== Task details ==
Copy out every line of the records below word for word.

== Materials provided ==

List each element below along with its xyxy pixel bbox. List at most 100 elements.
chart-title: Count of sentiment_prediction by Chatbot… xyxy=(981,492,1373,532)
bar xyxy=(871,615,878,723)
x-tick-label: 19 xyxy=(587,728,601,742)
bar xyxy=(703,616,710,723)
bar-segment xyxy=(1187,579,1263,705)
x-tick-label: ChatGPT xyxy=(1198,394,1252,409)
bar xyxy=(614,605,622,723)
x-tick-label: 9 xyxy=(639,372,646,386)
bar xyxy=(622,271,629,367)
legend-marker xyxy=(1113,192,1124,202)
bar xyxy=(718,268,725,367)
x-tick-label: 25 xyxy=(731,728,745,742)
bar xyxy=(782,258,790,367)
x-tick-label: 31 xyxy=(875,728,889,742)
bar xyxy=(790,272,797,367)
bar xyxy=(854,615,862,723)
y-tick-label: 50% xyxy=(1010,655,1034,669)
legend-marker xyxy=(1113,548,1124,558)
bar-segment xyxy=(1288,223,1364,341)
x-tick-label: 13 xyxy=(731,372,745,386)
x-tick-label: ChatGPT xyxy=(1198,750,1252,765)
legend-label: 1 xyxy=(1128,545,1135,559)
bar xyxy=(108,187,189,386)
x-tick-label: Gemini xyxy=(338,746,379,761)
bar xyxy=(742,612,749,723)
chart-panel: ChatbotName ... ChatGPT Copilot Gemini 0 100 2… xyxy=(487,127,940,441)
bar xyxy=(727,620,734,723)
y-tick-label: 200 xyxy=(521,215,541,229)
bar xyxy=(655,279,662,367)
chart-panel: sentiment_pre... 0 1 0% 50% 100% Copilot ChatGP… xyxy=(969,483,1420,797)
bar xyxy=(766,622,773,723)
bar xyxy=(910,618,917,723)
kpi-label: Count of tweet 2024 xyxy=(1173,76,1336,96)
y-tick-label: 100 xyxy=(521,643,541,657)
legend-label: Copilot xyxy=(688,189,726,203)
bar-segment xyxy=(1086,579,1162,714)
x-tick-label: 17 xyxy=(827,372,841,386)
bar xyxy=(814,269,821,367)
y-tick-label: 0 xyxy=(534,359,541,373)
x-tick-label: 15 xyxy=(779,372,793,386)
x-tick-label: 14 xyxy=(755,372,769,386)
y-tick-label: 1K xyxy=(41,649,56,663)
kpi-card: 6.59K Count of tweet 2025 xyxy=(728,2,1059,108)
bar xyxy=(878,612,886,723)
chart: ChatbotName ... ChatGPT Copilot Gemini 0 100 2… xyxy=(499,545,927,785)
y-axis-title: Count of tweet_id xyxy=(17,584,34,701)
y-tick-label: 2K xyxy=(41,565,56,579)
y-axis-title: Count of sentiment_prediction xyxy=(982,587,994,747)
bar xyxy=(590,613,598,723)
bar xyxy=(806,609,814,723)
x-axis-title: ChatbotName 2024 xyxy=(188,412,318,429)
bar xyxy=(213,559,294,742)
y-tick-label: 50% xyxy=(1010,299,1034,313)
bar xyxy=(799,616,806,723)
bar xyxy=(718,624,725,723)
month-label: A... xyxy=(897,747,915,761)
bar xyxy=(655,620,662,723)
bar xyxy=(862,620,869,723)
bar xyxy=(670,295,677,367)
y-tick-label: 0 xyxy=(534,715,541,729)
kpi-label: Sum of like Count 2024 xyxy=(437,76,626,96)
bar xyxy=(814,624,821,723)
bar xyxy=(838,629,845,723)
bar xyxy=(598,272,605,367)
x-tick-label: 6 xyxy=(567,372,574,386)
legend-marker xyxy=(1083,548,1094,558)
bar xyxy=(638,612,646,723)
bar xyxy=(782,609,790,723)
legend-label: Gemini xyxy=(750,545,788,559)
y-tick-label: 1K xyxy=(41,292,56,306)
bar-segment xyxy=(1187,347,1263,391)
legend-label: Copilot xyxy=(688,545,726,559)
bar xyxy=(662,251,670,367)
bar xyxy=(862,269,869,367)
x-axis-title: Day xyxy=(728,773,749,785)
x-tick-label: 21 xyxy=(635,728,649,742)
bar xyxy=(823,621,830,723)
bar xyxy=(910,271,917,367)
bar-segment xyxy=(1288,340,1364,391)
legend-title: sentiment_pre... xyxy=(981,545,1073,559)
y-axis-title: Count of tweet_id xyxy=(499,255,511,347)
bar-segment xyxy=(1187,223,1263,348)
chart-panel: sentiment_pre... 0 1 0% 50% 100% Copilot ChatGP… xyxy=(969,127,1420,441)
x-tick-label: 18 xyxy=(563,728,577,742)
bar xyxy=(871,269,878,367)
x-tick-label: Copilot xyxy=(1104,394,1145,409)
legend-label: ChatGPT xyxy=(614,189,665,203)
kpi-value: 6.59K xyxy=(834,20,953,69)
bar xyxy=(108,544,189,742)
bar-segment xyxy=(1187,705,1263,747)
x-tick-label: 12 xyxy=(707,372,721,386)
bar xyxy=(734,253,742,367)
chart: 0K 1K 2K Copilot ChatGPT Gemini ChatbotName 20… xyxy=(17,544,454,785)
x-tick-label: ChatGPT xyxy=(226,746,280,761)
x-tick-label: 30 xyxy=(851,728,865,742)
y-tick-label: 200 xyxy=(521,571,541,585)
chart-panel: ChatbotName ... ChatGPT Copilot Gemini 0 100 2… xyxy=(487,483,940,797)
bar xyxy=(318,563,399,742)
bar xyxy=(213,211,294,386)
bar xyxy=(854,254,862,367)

== Task solution ==
List each element below along with its xyxy pixel bbox. List at most 100 elements.
chart-title: Count of sentiment_prediction by Chatbot… xyxy=(981,492,1373,532)
bar xyxy=(871,615,878,723)
x-tick-label: 19 xyxy=(587,728,601,742)
bar xyxy=(703,616,710,723)
bar-segment xyxy=(1187,579,1263,705)
x-tick-label: ChatGPT xyxy=(1198,394,1252,409)
bar xyxy=(614,605,622,723)
x-tick-label: 9 xyxy=(639,372,646,386)
bar xyxy=(622,271,629,367)
legend-marker xyxy=(1113,192,1124,202)
bar xyxy=(718,268,725,367)
x-tick-label: 25 xyxy=(731,728,745,742)
bar xyxy=(782,258,790,367)
x-tick-label: 31 xyxy=(875,728,889,742)
bar xyxy=(790,272,797,367)
bar xyxy=(854,615,862,723)
y-tick-label: 50% xyxy=(1010,655,1034,669)
legend-marker xyxy=(1113,548,1124,558)
bar-segment xyxy=(1288,223,1364,341)
x-tick-label: 13 xyxy=(731,372,745,386)
x-tick-label: ChatGPT xyxy=(1198,750,1252,765)
legend-label: 1 xyxy=(1128,545,1135,559)
bar xyxy=(108,187,189,386)
x-tick-label: Gemini xyxy=(338,746,379,761)
bar xyxy=(742,612,749,723)
chart-panel: ChatbotName ... ChatGPT Copilot Gemini 0 100 2… xyxy=(487,127,940,441)
bar xyxy=(727,620,734,723)
y-tick-label: 200 xyxy=(521,215,541,229)
bar xyxy=(655,279,662,367)
chart-panel: sentiment_pre... 0 1 0% 50% 100% Copilot ChatGP… xyxy=(969,483,1420,797)
bar xyxy=(766,622,773,723)
bar xyxy=(910,618,917,723)
kpi-label: Count of tweet 2024 xyxy=(1173,76,1336,96)
y-tick-label: 100 xyxy=(521,643,541,657)
legend-label: Copilot xyxy=(688,189,726,203)
bar-segment xyxy=(1086,579,1162,714)
x-tick-label: 17 xyxy=(827,372,841,386)
bar xyxy=(814,269,821,367)
y-tick-label: 0 xyxy=(534,359,541,373)
x-tick-label: 15 xyxy=(779,372,793,386)
x-tick-label: 14 xyxy=(755,372,769,386)
y-tick-label: 1K xyxy=(41,649,56,663)
kpi-card: 6.59K Count of tweet 2025 xyxy=(728,2,1059,108)
bar xyxy=(878,612,886,723)
chart: ChatbotName ... ChatGPT Copilot Gemini 0 100 2… xyxy=(499,545,927,785)
y-axis-title: Count of tweet_id xyxy=(17,584,34,701)
y-tick-label: 2K xyxy=(41,565,56,579)
y-axis-title: Count of sentiment_prediction xyxy=(982,587,994,747)
bar xyxy=(590,613,598,723)
bar xyxy=(806,609,814,723)
x-axis-title: ChatbotName 2024 xyxy=(188,412,318,429)
bar xyxy=(213,559,294,742)
y-tick-label: 50% xyxy=(1010,299,1034,313)
bar xyxy=(799,616,806,723)
bar xyxy=(718,624,725,723)
month-label: A... xyxy=(897,747,915,761)
bar xyxy=(655,620,662,723)
bar xyxy=(862,620,869,723)
bar xyxy=(670,295,677,367)
y-tick-label: 0 xyxy=(534,715,541,729)
kpi-label: Sum of like Count 2024 xyxy=(437,76,626,96)
bar xyxy=(814,624,821,723)
bar xyxy=(838,629,845,723)
bar xyxy=(598,272,605,367)
x-tick-label: 6 xyxy=(567,372,574,386)
legend-marker xyxy=(1083,548,1094,558)
bar xyxy=(638,612,646,723)
bar xyxy=(782,609,790,723)
legend-label: Gemini xyxy=(750,545,788,559)
y-tick-label: 1K xyxy=(41,292,56,306)
bar-segment xyxy=(1187,347,1263,391)
legend-label: Copilot xyxy=(688,545,726,559)
bar xyxy=(662,251,670,367)
bar xyxy=(862,269,869,367)
x-axis-title: Day xyxy=(728,773,749,785)
x-tick-label: 21 xyxy=(635,728,649,742)
bar xyxy=(823,621,830,723)
bar xyxy=(910,271,917,367)
bar-segment xyxy=(1288,340,1364,391)
legend-title: sentiment_pre... xyxy=(981,545,1073,559)
y-axis-title: Count of tweet_id xyxy=(499,255,511,347)
bar-segment xyxy=(1187,223,1263,348)
chart-panel: sentiment_pre... 0 1 0% 50% 100% Copilot ChatGP… xyxy=(969,127,1420,441)
x-tick-label: 18 xyxy=(563,728,577,742)
bar xyxy=(871,269,878,367)
x-tick-label: Copilot xyxy=(1104,394,1145,409)
legend-label: ChatGPT xyxy=(614,189,665,203)
kpi-value: 6.59K xyxy=(834,20,953,69)
bar xyxy=(108,544,189,742)
bar-segment xyxy=(1187,705,1263,747)
x-tick-label: 12 xyxy=(707,372,721,386)
bar xyxy=(734,253,742,367)
chart: 0K 1K 2K Copilot ChatGPT Gemini ChatbotName 20… xyxy=(17,544,454,785)
x-tick-label: ChatGPT xyxy=(226,746,280,761)
x-tick-label: 30 xyxy=(851,728,865,742)
y-tick-label: 200 xyxy=(521,571,541,585)
chart-panel: ChatbotName ... ChatGPT Copilot Gemini 0 100 2… xyxy=(487,483,940,797)
bar xyxy=(318,563,399,742)
bar xyxy=(213,211,294,386)
bar xyxy=(854,254,862,367)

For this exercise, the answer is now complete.